SET TASK: Without omitting anything, return the records precisely as given.

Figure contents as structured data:
*****

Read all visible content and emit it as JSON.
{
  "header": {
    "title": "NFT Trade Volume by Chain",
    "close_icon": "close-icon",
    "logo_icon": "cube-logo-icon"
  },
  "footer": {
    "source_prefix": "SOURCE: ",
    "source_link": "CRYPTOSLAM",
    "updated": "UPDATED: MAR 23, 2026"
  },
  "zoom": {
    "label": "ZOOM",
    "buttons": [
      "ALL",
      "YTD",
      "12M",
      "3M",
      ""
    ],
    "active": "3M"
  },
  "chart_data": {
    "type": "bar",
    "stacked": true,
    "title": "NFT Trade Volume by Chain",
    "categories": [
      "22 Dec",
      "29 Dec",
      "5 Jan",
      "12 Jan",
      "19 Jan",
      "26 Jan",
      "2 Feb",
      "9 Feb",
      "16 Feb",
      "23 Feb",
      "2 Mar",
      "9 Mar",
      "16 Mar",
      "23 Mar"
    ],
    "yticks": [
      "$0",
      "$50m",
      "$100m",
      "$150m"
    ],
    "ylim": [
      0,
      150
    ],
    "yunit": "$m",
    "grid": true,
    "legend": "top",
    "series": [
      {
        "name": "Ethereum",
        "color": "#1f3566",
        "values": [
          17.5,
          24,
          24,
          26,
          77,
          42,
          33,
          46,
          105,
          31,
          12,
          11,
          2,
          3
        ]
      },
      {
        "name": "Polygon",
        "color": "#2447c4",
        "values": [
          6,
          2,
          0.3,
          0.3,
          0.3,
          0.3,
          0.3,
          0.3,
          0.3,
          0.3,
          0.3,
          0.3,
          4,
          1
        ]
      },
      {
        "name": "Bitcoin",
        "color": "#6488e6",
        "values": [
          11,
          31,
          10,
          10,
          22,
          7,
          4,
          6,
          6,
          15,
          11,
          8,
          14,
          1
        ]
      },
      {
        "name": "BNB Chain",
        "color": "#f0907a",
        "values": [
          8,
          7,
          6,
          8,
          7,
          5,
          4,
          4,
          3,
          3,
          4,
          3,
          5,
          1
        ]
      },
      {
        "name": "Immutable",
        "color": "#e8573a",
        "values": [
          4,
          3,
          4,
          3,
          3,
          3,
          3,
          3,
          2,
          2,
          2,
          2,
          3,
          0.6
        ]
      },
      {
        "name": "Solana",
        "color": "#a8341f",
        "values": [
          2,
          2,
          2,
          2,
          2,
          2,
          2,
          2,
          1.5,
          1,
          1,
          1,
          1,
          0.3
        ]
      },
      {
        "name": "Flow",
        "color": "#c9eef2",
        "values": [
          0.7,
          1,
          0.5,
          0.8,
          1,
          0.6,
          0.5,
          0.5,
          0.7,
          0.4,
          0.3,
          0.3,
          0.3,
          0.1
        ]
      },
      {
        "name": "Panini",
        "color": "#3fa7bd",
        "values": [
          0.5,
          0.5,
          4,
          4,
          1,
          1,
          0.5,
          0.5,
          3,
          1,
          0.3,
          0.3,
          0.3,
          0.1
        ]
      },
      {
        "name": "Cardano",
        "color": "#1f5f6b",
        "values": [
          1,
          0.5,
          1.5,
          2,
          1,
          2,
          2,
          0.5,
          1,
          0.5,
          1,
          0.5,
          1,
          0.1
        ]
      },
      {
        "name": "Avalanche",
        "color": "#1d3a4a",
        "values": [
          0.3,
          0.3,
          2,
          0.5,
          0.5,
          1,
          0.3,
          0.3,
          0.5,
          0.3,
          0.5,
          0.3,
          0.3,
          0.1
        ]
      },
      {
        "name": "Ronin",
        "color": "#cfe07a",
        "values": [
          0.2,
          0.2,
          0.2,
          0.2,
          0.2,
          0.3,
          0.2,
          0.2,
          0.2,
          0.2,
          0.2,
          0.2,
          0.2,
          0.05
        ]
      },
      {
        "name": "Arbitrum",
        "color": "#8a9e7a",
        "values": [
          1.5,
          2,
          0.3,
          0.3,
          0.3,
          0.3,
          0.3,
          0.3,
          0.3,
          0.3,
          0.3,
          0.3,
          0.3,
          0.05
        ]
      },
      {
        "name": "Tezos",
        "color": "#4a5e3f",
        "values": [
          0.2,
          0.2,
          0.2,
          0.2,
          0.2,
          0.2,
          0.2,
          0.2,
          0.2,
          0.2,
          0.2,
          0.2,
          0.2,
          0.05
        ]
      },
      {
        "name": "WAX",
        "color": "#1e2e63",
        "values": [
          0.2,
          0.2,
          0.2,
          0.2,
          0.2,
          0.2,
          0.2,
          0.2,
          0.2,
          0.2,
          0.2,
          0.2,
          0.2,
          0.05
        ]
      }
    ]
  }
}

*****

REPLY:
Read all visible content and emit it as JSON.
{
  "header": {
    "title": "NFT Trade Volume by Chain",
    "close_icon": "close-icon",
    "logo_icon": "cube-logo-icon"
  },
  "footer": {
    "source_prefix": "SOURCE: ",
    "source_link": "CRYPTOSLAM",
    "updated": "UPDATED: MAR 23, 2026"
  },
  "zoom": {
    "label": "ZOOM",
    "buttons": [
      "ALL",
      "YTD",
      "12M",
      "3M",
      ""
    ],
    "active": "3M"
  },
  "chart_data": {
    "type": "bar",
    "stacked": true,
    "title": "NFT Trade Volume by Chain",
    "categories": [
      "22 Dec",
      "29 Dec",
      "5 Jan",
      "12 Jan",
      "19 Jan",
      "26 Jan",
      "2 Feb",
      "9 Feb",
      "16 Feb",
      "23 Feb",
      "2 Mar",
      "9 Mar",
      "16 Mar",
      "23 Mar"
    ],
    "yticks": [
      "$0",
      "$50m",
      "$100m",
      "$150m"
    ],
    "ylim": [
      0,
      150
    ],
    "yunit": "$m",
    "grid": true,
    "legend": "top",
    "series": [
      {
        "name": "Ethereum",
        "color": "#1f3566",
        "values": [
          17.5,
          24,
          24,
          26,
          77,
          42,
          33,
          46,
          105,
          31,
          12,
          11,
          2,
          3
        ]
      },
      {
        "name": "Polygon",
        "color": "#2447c4",
        "values": [
          6,
          2,
          0.3,
          0.3,
          0.3,
          0.3,
          0.3,
          0.3,
          0.3,
          0.3,
          0.3,
          0.3,
          4,
          1
        ]
      },
      {
        "name": "Bitcoin",
        "color": "#6488e6",
        "values": [
          11,
          31,
          10,
          10,
          22,
          7,
          4,
          6,
          6,
          15,
          11,
          8,
          14,
          1
        ]
      },
      {
        "name": "BNB Chain",
        "color": "#f0907a",
        "values": [
          8,
          7,
          6,
          8,
          7,
          5,
          4,
          4,
          3,
          3,
          4,
          3,
          5,
          1
        ]
      },
      {
        "name": "Immutable",
        "color": "#e8573a",
        "values": [
          4,
          3,
          4,
          3,
          3,
          3,
          3,
          3,
          2,
          2,
          2,
          2,
          3,
          0.6
        ]
      },
      {
        "name": "Solana",
        "color": "#a8341f",
        "values": [
          2,
          2,
          2,
          2,
          2,
          2,
          2,
          2,
          1.5,
          1,
          1,
          1,
          1,
          0.3
        ]
      },
      {
        "name": "Flow",
        "color": "#c9eef2",
        "values": [
          0.7,
          1,
          0.5,
          0.8,
          1,
          0.6,
          0.5,
          0.5,
          0.7,
          0.4,
          0.3,
          0.3,
          0.3,
          0.1
        ]
      },
      {
        "name": "Panini",
        "color": "#3fa7bd",
        "values": [
          0.5,
          0.5,
          4,
          4,
          1,
          1,
          0.5,
          0.5,
          3,
          1,
          0.3,
          0.3,
          0.3,
          0.1
        ]
      },
      {
        "name": "Cardano",
        "color": "#1f5f6b",
        "values": [
          1,
          0.5,
          1.5,
          2,
          1,
          2,
          2,
          0.5,
          1,
          0.5,
          1,
          0.5,
          1,
          0.1
        ]
      },
      {
        "name": "Avalanche",
        "color": "#1d3a4a",
        "values": [
          0.3,
          0.3,
          2,
          0.5,
          0.5,
          1,
          0.3,
          0.3,
          0.5,
          0.3,
          0.5,
          0.3,
          0.3,
          0.1
        ]
      },
      {
        "name": "Ronin",
        "color": "#cfe07a",
        "values": [
          0.2,
          0.2,
          0.2,
          0.2,
          0.2,
          0.3,
          0.2,
          0.2,
          0.2,
          0.2,
          0.2,
          0.2,
          0.2,
          0.05
        ]
      },
      {
        "name": "Arbitrum",
        "color": "#8a9e7a",
        "values": [
          1.5,
          2,
          0.3,
          0.3,
          0.3,
          0.3,
          0.3,
          0.3,
          0.3,
          0.3,
          0.3,
          0.3,
          0.3,
          0.05
        ]
      },
      {
        "name": "Tezos",
        "color": "#4a5e3f",
        "values": [
          0.2,
          0.2,
          0.2,
          0.2,
          0.2,
          0.2,
          0.2,
          0.2,
          0.2,
          0.2,
          0.2,
          0.2,
          0.2,
          0.05
        ]
      },
      {
        "name": "WAX",
        "color": "#1e2e63",
        "values": [
          0.2,
          0.2,
          0.2,
          0.2,
          0.2,
          0.2,
          0.2,
          0.2,
          0.2,
          0.2,
          0.2,
          0.2,
          0.2,
          0.05
        ]
      }
    ]
  }
}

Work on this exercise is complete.